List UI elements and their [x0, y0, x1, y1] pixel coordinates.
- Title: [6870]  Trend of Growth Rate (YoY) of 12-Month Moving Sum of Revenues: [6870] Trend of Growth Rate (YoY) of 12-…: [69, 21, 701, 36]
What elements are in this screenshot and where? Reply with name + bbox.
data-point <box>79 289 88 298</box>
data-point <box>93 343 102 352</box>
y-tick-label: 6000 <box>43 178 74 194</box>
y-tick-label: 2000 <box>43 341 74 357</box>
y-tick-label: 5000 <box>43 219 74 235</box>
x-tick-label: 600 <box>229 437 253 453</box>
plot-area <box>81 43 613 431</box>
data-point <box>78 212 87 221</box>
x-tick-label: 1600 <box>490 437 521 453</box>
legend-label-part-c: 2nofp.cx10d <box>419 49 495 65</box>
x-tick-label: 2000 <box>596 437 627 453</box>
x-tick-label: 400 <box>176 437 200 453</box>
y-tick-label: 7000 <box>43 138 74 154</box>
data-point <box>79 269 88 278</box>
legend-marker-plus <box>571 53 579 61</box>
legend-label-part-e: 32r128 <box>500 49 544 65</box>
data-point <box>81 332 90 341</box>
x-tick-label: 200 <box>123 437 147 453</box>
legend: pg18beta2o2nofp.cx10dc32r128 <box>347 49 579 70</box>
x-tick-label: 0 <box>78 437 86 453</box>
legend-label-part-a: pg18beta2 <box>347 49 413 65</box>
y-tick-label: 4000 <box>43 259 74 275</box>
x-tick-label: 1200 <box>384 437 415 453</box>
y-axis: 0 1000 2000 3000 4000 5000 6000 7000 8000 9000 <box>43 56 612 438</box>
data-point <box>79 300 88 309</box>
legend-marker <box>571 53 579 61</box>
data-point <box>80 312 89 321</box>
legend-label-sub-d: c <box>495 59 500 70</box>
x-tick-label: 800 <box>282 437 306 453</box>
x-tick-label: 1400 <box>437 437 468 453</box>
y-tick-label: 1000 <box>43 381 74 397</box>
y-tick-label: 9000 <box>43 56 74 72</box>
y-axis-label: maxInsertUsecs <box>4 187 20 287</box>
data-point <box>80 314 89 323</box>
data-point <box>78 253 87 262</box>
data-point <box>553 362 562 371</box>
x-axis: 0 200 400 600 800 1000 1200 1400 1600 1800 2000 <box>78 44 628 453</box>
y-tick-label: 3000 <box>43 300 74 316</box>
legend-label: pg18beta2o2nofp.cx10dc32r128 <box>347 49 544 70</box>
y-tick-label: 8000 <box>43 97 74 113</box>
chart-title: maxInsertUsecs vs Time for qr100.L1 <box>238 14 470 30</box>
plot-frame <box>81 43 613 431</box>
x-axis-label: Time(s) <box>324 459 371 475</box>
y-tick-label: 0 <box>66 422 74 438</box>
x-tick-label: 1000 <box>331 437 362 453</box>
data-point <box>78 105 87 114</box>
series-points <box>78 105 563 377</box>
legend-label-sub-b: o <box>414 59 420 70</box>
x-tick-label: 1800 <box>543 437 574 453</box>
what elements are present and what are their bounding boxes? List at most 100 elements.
==
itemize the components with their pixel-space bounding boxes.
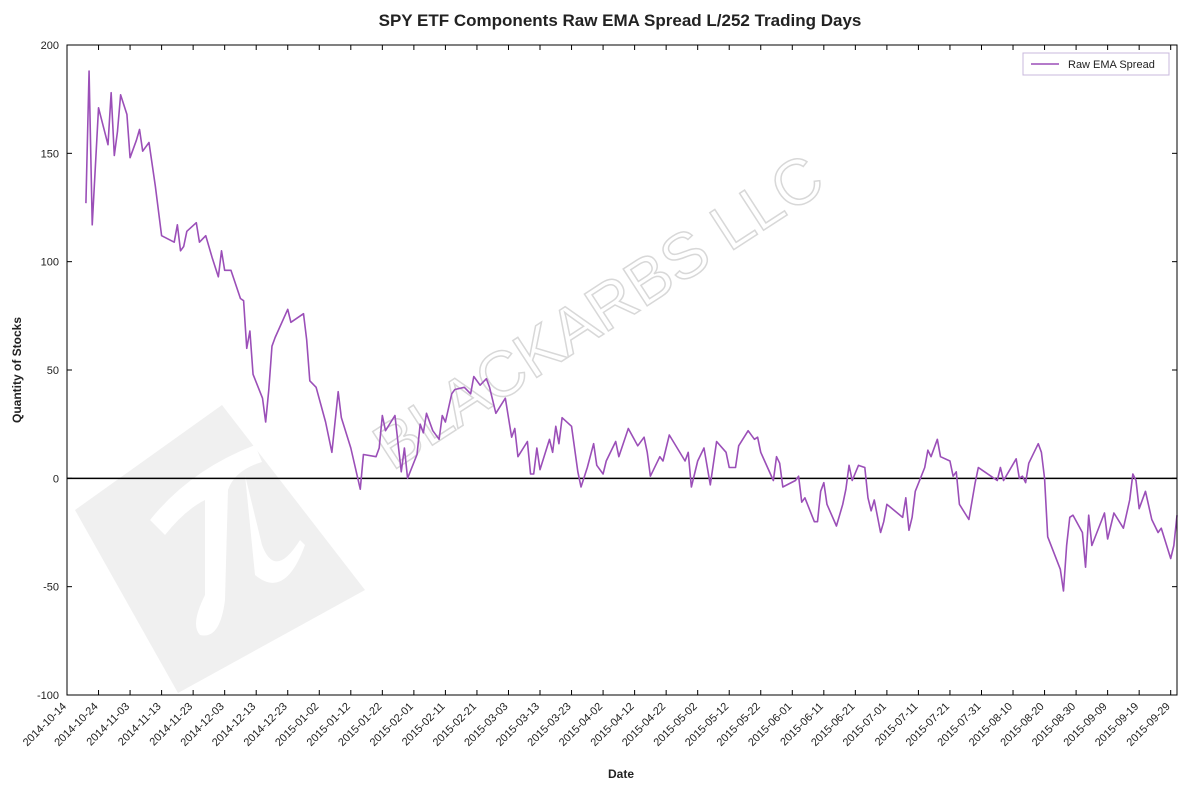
* * *
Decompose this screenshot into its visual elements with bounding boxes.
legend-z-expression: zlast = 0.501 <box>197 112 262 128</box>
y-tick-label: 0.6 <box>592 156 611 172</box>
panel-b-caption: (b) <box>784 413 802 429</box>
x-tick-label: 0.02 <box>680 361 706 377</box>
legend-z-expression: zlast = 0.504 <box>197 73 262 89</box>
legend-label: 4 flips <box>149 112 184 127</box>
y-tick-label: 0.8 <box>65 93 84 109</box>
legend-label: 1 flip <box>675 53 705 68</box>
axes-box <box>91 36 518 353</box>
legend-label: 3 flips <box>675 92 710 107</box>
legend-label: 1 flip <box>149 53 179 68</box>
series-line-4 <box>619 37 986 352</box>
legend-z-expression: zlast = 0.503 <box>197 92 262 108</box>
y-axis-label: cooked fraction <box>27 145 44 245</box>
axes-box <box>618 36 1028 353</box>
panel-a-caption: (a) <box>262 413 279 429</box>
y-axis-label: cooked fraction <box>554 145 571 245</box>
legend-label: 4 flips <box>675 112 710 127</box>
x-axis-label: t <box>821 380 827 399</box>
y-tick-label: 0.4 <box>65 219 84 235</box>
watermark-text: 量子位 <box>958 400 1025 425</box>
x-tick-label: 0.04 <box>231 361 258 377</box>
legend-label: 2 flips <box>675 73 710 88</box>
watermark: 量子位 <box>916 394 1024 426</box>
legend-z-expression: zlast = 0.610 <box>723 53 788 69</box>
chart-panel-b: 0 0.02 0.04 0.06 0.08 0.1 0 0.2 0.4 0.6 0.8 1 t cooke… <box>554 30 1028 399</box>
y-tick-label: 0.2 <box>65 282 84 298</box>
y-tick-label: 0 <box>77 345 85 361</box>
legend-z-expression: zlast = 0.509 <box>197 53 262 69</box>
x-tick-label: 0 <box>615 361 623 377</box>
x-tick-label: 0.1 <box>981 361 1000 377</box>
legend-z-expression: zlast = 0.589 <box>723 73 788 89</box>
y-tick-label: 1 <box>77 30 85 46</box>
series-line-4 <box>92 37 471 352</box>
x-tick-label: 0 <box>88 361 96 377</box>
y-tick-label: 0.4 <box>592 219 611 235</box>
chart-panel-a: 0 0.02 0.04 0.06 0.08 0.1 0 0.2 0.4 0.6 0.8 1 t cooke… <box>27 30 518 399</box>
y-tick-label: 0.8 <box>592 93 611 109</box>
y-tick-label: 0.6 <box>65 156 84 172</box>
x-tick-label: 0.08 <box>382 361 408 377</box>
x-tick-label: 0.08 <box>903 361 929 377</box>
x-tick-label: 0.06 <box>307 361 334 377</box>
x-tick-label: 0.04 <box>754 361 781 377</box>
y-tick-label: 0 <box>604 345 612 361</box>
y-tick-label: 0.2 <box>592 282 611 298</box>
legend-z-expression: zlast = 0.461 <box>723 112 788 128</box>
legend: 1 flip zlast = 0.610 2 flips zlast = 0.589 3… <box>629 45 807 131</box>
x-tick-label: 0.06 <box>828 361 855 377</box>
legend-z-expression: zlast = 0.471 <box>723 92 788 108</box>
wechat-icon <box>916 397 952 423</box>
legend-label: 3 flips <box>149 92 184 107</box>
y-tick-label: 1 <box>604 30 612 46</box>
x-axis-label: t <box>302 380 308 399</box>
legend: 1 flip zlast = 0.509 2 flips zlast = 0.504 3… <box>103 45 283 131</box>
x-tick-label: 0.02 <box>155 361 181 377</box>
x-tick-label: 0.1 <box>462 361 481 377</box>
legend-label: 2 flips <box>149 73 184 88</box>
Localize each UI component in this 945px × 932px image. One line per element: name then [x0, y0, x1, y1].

### EXERCISE
Copy the lines above without changing anything, starting with the line that contains "List UI elements" and ending with the line that contains "- Title: [6870]", both lines included.

### ANSWER TO THE EXERCISE
List UI elements and their [x0, y0, x1, y1] pixel coordinates.
- Title: [6870]  Trend of Growth Rate (YoY) of 12-Month Moving Sum of Revenues: [6870] Trend of Growth Rate (YoY) of 12-…: [69, 21, 701, 36]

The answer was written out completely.